◆ Brief:
Swap "REC CTRL" for "RECORD CONTROL" in the data lines starting with the line containing "418 886 445</box>" and going on through the line containing "552 886 579</box>", and write out only those lines with everything else unchanged.

◆ Input rows:
★ ★ ★ ★ ★
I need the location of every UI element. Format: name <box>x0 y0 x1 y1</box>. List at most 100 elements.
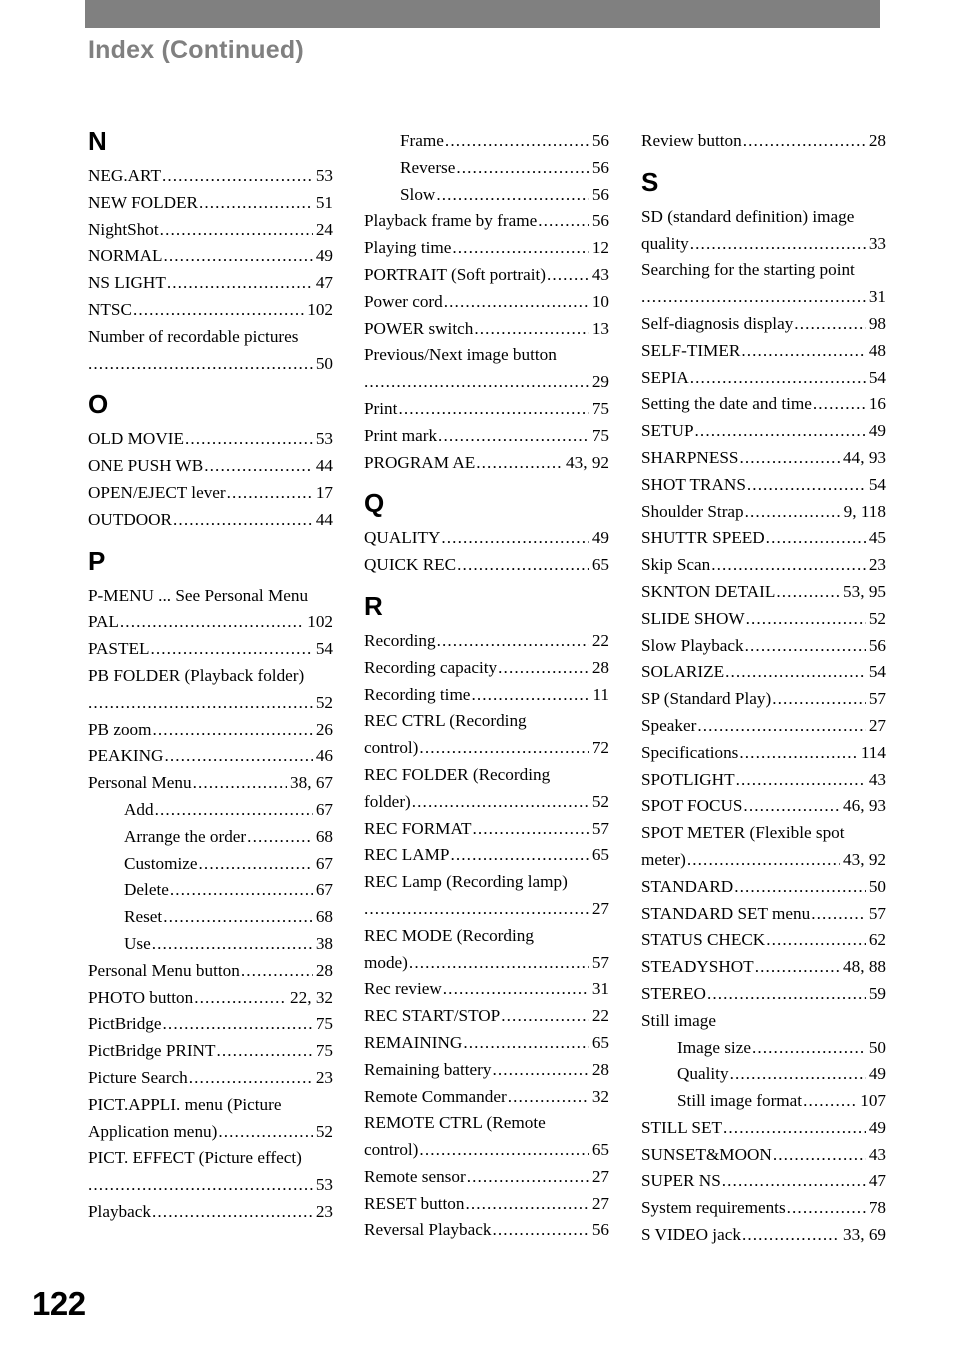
index-entry[interactable]: SETUP...................................… <box>641 418 886 445</box>
index-entry[interactable]: REC CTRL (Recording control).............… <box>364 708 609 762</box>
index-entry[interactable]: Skip Scan...............................… <box>641 552 886 579</box>
index-entry[interactable]: SELF-TIMER..............................… <box>641 338 886 365</box>
index-entry[interactable]: SOLARIZE................................… <box>641 659 886 686</box>
index-entry[interactable]: REC LAMP................................… <box>364 842 609 869</box>
index-entry[interactable]: SPOTLIGHT...............................… <box>641 767 886 794</box>
index-entry[interactable]: NightShot...............................… <box>88 217 333 244</box>
index-entry[interactable]: PAL.....................................… <box>88 609 333 636</box>
index-entry[interactable]: Self-diagnosis display..................… <box>641 311 886 338</box>
index-entry[interactable]: Playback frame by frame.................… <box>364 208 609 235</box>
index-entry[interactable]: PICT.APPLI. menu (Picture Application men… <box>88 1092 333 1146</box>
index-entry[interactable]: OUTDOOR.................................… <box>88 507 333 534</box>
index-entry[interactable]: QUALITY.................................… <box>364 525 609 552</box>
index-subentry[interactable]: Still image format......................… <box>641 1088 886 1115</box>
index-entry[interactable]: PB FOLDER (Playback folder).............… <box>88 663 333 717</box>
index-entry[interactable]: PictBridge PRINT........................… <box>88 1038 333 1065</box>
index-entry[interactable]: Searching for the starting point........… <box>641 257 886 311</box>
index-entry[interactable]: PictBridge..............................… <box>88 1011 333 1038</box>
index-entry[interactable]: REMOTE CTRL (Remote control).............… <box>364 1110 609 1164</box>
index-entry[interactable]: PASTEL..................................… <box>88 636 333 663</box>
index-entry[interactable]: Recording time..........................… <box>364 682 609 709</box>
index-subentry[interactable]: Customize...............................… <box>88 851 333 878</box>
index-subentry[interactable]: Reverse.................................… <box>364 155 609 182</box>
index-entry[interactable]: PHOTO button............................… <box>88 985 333 1012</box>
index-entry[interactable]: Personal Menu button....................… <box>88 958 333 985</box>
index-entry[interactable]: Remote sensor...........................… <box>364 1164 609 1191</box>
index-subentry[interactable]: Add.....................................… <box>88 797 333 824</box>
index-entry[interactable]: SPOT FOCUS..............................… <box>641 793 886 820</box>
index-entry[interactable]: SD (standard definition) image quality...… <box>641 204 886 258</box>
index-entry[interactable]: REC Lamp (Recording lamp)...............… <box>364 869 609 923</box>
index-entry[interactable]: Specifications..........................… <box>641 740 886 767</box>
index-subentry[interactable]: Frame...................................… <box>364 128 609 155</box>
index-entry[interactable]: Review button...........................… <box>641 128 886 155</box>
index-entry[interactable]: Remaining battery.......................… <box>364 1057 609 1084</box>
index-entry[interactable]: Picture Search..........................… <box>88 1065 333 1092</box>
index-subentry[interactable]: Delete..................................… <box>88 877 333 904</box>
index-entry[interactable]: POWER switch............................… <box>364 316 609 343</box>
index-entry[interactable]: Personal Menu...........................… <box>88 770 333 797</box>
index-entry[interactable]: Remote Commander........................… <box>364 1084 609 1111</box>
index-entry[interactable]: STANDARD................................… <box>641 874 886 901</box>
index-entry[interactable]: STATUS CHECK............................… <box>641 927 886 954</box>
index-entry[interactable]: PROGRAM AE..............................… <box>364 450 609 477</box>
index-entry[interactable]: Print mark..............................… <box>364 423 609 450</box>
index-entry[interactable]: Setting the date and time...............… <box>641 391 886 418</box>
index-entry[interactable]: QUICK REC...............................… <box>364 552 609 579</box>
index-entry[interactable]: Speaker.................................… <box>641 713 886 740</box>
index-entry[interactable]: SP (Standard Play)......................… <box>641 686 886 713</box>
index-entry[interactable]: SKNTON DETAIL...........................… <box>641 579 886 606</box>
index-entry[interactable]: PORTRAIT (Soft portrait)................… <box>364 262 609 289</box>
index-subentry[interactable]: Slow....................................… <box>364 182 609 209</box>
index-entry[interactable]: Recording...............................… <box>364 628 609 655</box>
index-entry[interactable]: Power cord..............................… <box>364 289 609 316</box>
index-entry[interactable]: NEW FOLDER..............................… <box>88 190 333 217</box>
index-entry[interactable]: SHUTTR SPEED............................… <box>641 525 886 552</box>
index-entry[interactable]: SPOT METER (Flexible spot meter).........… <box>641 820 886 874</box>
index-entry[interactable]: S VIDEO jack............................… <box>641 1222 886 1249</box>
index-entry[interactable]: STILL SET...............................… <box>641 1115 886 1142</box>
index-subentry[interactable]: Use.....................................… <box>88 931 333 958</box>
index-entry[interactable]: Playing time............................… <box>364 235 609 262</box>
index-entry[interactable]: Reversal Playback.......................… <box>364 1217 609 1244</box>
index-entry[interactable]: PEAKING.................................… <box>88 743 333 770</box>
index-entry[interactable]: NTSC....................................… <box>88 297 333 324</box>
index-entry[interactable]: SHARPNESS...............................… <box>641 445 886 472</box>
index-entry[interactable]: Previous/Next image button..............… <box>364 342 609 396</box>
index-entry[interactable]: REC FOLDER (Recording folder)............… <box>364 762 609 816</box>
index-entry[interactable]: REC START/STOP..........................… <box>364 1003 609 1030</box>
index-entry[interactable]: Playback................................… <box>88 1199 333 1226</box>
index-entry[interactable]: PB zoom.................................… <box>88 717 333 744</box>
index-entry[interactable]: ONE PUSH WB.............................… <box>88 453 333 480</box>
index-entry[interactable]: Slow Playback...........................… <box>641 633 886 660</box>
index-entry[interactable]: NEG.ART.................................… <box>88 163 333 190</box>
index-entry[interactable]: STEADYSHOT..............................… <box>641 954 886 981</box>
index-entry[interactable]: SHOT TRANS..............................… <box>641 472 886 499</box>
index-entry[interactable]: Recording capacity......................… <box>364 655 609 682</box>
index-entry[interactable]: P-MENU ... See Personal Menu <box>88 583 333 610</box>
index-entry[interactable]: REC FORMAT..............................… <box>364 816 609 843</box>
index-entry[interactable]: REMAINING...............................… <box>364 1030 609 1057</box>
index-entry[interactable]: System requirements.....................… <box>641 1195 886 1222</box>
index-entry[interactable]: RESET button............................… <box>364 1191 609 1218</box>
index-entry[interactable]: Print...................................… <box>364 396 609 423</box>
index-entry[interactable]: NS LIGHT................................… <box>88 270 333 297</box>
index-entry[interactable]: Still image <box>641 1008 886 1035</box>
index-entry[interactable]: REC MODE (Recording mode)................… <box>364 923 609 977</box>
index-entry[interactable]: SUPER NS................................… <box>641 1168 886 1195</box>
index-entry[interactable]: PICT. EFFECT (Picture effect)...........… <box>88 1145 333 1199</box>
index-entry[interactable]: Number of recordable pictures...........… <box>88 324 333 378</box>
index-entry[interactable]: OPEN/EJECT lever........................… <box>88 480 333 507</box>
index-entry[interactable]: STANDARD SET menu.......................… <box>641 901 886 928</box>
index-entry[interactable]: SLIDE SHOW..............................… <box>641 606 886 633</box>
index-entry[interactable]: SEPIA...................................… <box>641 365 886 392</box>
index-subentry[interactable]: Reset...................................… <box>88 904 333 931</box>
index-subentry[interactable]: Arrange the order.......................… <box>88 824 333 851</box>
index-entry[interactable]: STEREO..................................… <box>641 981 886 1008</box>
index-entry[interactable]: Rec review..............................… <box>364 976 609 1003</box>
index-entry[interactable]: NORMAL..................................… <box>88 243 333 270</box>
index-subentry[interactable]: Quality.................................… <box>641 1061 886 1088</box>
index-entry[interactable]: OLD MOVIE...............................… <box>88 426 333 453</box>
index-entry[interactable]: SUNSET&MOON.............................… <box>641 1142 886 1169</box>
index-entry[interactable]: Shoulder Strap..........................… <box>641 499 886 526</box>
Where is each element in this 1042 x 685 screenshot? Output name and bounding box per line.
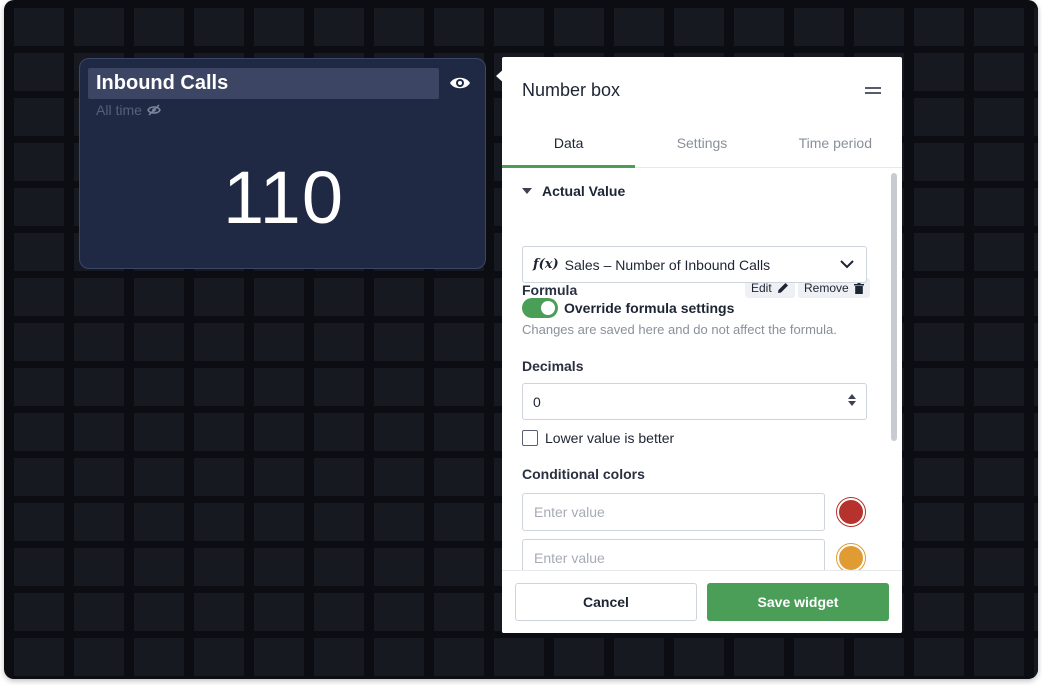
★ ★ ★ ★ ★
◆ Response to the exercise:
index-entry[interactable]: SETUP...................................… <box>641 418 886 445</box>
index-entry[interactable]: RECORD CONTROL (Recording control).............… <box>364 708 609 762</box>
index-entry[interactable]: Skip Scan...............................… <box>641 552 886 579</box>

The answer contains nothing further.